-- DATA RECORDS start --

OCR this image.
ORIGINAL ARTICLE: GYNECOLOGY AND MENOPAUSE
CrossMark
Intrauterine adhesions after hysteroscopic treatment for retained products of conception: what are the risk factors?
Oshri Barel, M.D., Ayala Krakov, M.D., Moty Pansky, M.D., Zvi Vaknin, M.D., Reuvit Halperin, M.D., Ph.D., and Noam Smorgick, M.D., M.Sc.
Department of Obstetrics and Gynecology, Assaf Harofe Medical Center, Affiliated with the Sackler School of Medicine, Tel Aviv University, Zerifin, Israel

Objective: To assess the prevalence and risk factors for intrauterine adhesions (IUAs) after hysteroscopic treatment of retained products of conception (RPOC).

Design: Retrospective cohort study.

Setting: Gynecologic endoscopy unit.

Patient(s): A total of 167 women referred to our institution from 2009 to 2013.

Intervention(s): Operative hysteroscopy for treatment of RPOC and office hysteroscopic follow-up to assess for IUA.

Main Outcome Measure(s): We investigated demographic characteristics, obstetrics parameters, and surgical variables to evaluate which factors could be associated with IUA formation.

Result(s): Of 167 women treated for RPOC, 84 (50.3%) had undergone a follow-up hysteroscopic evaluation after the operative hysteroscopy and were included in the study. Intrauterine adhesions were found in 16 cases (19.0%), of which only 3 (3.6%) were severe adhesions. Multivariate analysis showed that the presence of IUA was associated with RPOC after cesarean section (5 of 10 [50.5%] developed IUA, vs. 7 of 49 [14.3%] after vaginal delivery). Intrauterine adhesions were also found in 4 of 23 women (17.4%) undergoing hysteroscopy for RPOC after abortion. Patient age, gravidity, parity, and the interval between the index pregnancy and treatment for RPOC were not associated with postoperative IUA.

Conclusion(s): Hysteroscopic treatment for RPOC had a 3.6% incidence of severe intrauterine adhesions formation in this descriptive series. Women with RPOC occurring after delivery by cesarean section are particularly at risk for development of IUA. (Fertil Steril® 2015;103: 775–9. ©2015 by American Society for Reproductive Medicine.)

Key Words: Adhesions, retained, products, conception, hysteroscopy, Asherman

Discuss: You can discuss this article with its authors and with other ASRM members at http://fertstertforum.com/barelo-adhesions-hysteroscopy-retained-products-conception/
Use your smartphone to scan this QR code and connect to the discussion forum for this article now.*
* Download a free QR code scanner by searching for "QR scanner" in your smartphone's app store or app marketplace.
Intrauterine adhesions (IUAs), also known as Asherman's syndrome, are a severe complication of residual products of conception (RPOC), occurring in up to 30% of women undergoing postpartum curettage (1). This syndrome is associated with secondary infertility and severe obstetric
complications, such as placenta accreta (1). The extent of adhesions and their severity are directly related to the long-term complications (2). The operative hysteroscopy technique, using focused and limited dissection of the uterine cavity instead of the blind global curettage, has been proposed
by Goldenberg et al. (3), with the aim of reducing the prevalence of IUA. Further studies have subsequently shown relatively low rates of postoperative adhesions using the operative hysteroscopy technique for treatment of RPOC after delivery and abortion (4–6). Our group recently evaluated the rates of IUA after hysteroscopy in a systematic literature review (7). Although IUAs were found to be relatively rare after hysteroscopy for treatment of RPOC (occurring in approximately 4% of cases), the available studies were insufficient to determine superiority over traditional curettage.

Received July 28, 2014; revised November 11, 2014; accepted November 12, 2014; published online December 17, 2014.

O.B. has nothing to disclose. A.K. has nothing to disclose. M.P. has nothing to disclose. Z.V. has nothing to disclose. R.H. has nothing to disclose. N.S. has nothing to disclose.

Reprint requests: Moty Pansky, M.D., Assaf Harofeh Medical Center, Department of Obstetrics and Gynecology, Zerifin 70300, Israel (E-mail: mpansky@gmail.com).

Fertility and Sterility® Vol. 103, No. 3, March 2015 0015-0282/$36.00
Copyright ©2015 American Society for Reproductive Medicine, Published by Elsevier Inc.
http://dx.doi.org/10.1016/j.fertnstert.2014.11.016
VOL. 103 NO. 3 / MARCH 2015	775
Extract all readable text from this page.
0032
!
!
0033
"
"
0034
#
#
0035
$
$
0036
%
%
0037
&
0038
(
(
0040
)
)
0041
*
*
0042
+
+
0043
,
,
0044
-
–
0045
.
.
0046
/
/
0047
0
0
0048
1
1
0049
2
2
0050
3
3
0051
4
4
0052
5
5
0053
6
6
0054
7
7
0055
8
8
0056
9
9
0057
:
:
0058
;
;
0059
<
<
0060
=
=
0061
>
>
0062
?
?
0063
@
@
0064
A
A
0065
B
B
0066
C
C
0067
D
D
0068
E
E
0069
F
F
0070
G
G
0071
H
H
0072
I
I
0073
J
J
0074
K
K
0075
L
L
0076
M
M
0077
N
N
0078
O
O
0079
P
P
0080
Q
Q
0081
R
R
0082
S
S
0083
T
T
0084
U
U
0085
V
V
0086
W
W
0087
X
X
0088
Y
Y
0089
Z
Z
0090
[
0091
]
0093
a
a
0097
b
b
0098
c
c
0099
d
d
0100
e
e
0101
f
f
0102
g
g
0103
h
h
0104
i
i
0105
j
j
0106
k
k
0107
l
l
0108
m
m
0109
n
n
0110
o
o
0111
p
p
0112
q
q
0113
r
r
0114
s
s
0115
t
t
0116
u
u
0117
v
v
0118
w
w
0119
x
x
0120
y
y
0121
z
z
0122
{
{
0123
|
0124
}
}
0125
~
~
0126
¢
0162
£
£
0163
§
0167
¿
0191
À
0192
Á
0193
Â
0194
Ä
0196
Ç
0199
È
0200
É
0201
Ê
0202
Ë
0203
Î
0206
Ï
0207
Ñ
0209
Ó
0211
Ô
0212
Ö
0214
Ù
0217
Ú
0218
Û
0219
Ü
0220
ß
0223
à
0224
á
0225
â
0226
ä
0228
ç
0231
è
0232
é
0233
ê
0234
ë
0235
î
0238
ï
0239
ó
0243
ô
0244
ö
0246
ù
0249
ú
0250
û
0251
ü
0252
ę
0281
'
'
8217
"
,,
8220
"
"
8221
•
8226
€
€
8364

-- DATA RECORDS end --

EXERCISE AIM:
Write the data out again in full and exactly.

EXERCISE OUTPUT:
OCR this image.
ORIGINAL ARTICLE: GYNECOLOGY AND MENOPAUSE
CrossMark
Intrauterine adhesions after hysteroscopic treatment for retained products of conception: what are the risk factors?
Oshri Barel, M.D., Ayala Krakov, M.D., Moty Pansky, M.D., Zvi Vaknin, M.D., Reuvit Halperin, M.D., Ph.D., and Noam Smorgick, M.D., M.Sc.
Department of Obstetrics and Gynecology, Assaf Harofe Medical Center, Affiliated with the Sackler School of Medicine, Tel Aviv University, Zerifin, Israel

Objective: To assess the prevalence and risk factors for intrauterine adhesions (IUAs) after hysteroscopic treatment of retained products of conception (RPOC).

Design: Retrospective cohort study.

Setting: Gynecologic endoscopy unit.

Patient(s): A total of 167 women referred to our institution from 2009 to 2013.

Intervention(s): Operative hysteroscopy for treatment of RPOC and office hysteroscopic follow-up to assess for IUA.

Main Outcome Measure(s): We investigated demographic characteristics, obstetrics parameters, and surgical variables to evaluate which factors could be associated with IUA formation.

Result(s): Of 167 women treated for RPOC, 84 (50.3%) had undergone a follow-up hysteroscopic evaluation after the operative hysteroscopy and were included in the study. Intrauterine adhesions were found in 16 cases (19.0%), of which only 3 (3.6%) were severe adhesions. Multivariate analysis showed that the presence of IUA was associated with RPOC after cesarean section (5 of 10 [50.5%] developed IUA, vs. 7 of 49 [14.3%] after vaginal delivery). Intrauterine adhesions were also found in 4 of 23 women (17.4%) undergoing hysteroscopy for RPOC after abortion. Patient age, gravidity, parity, and the interval between the index pregnancy and treatment for RPOC were not associated with postoperative IUA.

Conclusion(s): Hysteroscopic treatment for RPOC had a 3.6% incidence of severe intrauterine adhesions formation in this descriptive series. Women with RPOC occurring after delivery by cesarean section are particularly at risk for development of IUA. (Fertil Steril® 2015;103: 775–9. ©2015 by American Society for Reproductive Medicine.)

Key Words: Adhesions, retained, products, conception, hysteroscopy, Asherman

Discuss: You can discuss this article with its authors and with other ASRM members at http://fertstertforum.com/barelo-adhesions-hysteroscopy-retained-products-conception/
Use your smartphone to scan this QR code and connect to the discussion forum for this article now.*
* Download a free QR code scanner by searching for "QR scanner" in your smartphone's app store or app marketplace.
Intrauterine adhesions (IUAs), also known as Asherman's syndrome, are a severe complication of residual products of conception (RPOC), occurring in up to 30% of women undergoing postpartum curettage (1). This syndrome is associated with secondary infertility and severe obstetric
complications, such as placenta accreta (1). The extent of adhesions and their severity are directly related to the long-term complications (2). The operative hysteroscopy technique, using focused and limited dissection of the uterine cavity instead of the blind global curettage, has been proposed
by Goldenberg et al. (3), with the aim of reducing the prevalence of IUA. Further studies have subsequently shown relatively low rates of postoperative adhesions using the operative hysteroscopy technique for treatment of RPOC after delivery and abortion (4–6). Our group recently evaluated the rates of IUA after hysteroscopy in a systematic literature review (7). Although IUAs were found to be relatively rare after hysteroscopy for treatment of RPOC (occurring in approximately 4% of cases), the available studies were insufficient to determine superiority over traditional curettage.

Received July 28, 2014; revised November 11, 2014; accepted November 12, 2014; published online December 17, 2014.

O.B. has nothing to disclose. A.K. has nothing to disclose. M.P. has nothing to disclose. Z.V. has nothing to disclose. R.H. has nothing to disclose. N.S. has nothing to disclose.

Reprint requests: Moty Pansky, M.D., Assaf Harofeh Medical Center, Department of Obstetrics and Gynecology, Zerifin 70300, Israel (E-mail: mpansky@gmail.com).

Fertility and Sterility® Vol. 103, No. 3, March 2015 0015-0282/$36.00
Copyright ©2015 American Society for Reproductive Medicine, Published by Elsevier Inc.
http://dx.doi.org/10.1016/j.fertnstert.2014.11.016
VOL. 103 NO. 3 / MARCH 2015	775
Extract all readable text from this page.
0032
!
!
0033
"
"
0034
#
#
0035
$
$
0036
%
%
0037
&
0038
(
(
0040
)
)
0041
*
*
0042
+
+
0043
,
,
0044
-
–
0045
.
.
0046
/
/
0047
0
0
0048
1
1
0049
2
2
0050
3
3
0051
4
4
0052
5
5
0053
6
6
0054
7
7
0055
8
8
0056
9
9
0057
:
:
0058
;
;
0059
<
<
0060
=
=
0061
>
>
0062
?
?
0063
@
@
0064
A
A
0065
B
B
0066
C
C
0067
D
D
0068
E
E
0069
F
F
0070
G
G
0071
H
H
0072
I
I
0073
J
J
0074
K
K
0075
L
L
0076
M
M
0077
N
N
0078
O
O
0079
P
P
0080
Q
Q
0081
R
R
0082
S
S
0083
T
T
0084
U
U
0085
V
V
0086
W
W
0087
X
X
0088
Y
Y
0089
Z
Z
0090
[
0091
]
0093
a
a
0097
b
b
0098
c
c
0099
d
d
0100
e
e
0101
f
f
0102
g
g
0103
h
h
0104
i
i
0105
j
j
0106
k
k
0107
l
l
0108
m
m
0109
n
n
0110
o
o
0111
p
p
0112
q
q
0113
r
r
0114
s
s
0115
t
t
0116
u
u
0117
v
v
0118
w
w
0119
x
x
0120
y
y
0121
z
z
0122
{
{
0123
|
0124
}
}
0125
~
~
0126
¢
0162
£
£
0163
§
0167
¿
0191
À
0192
Á
0193
Â
0194
Ä
0196
Ç
0199
È
0200
É
0201
Ê
0202
Ë
0203
Î
0206
Ï
0207
Ñ
0209
Ó
0211
Ô
0212
Ö
0214
Ù
0217
Ú
0218
Û
0219
Ü
0220
ß
0223
à
0224
á
0225
â
0226
ä
0228
ç
0231
è
0232
é
0233
ê
0234
ë
0235
î
0238
ï
0239
ó
0243
ô
0244
ö
0246
ù
0249
ú
0250
û
0251
ü
0252
ę
0281
'
'
8217
"
,,
8220
"
"
8221
•
8226
€
€
8364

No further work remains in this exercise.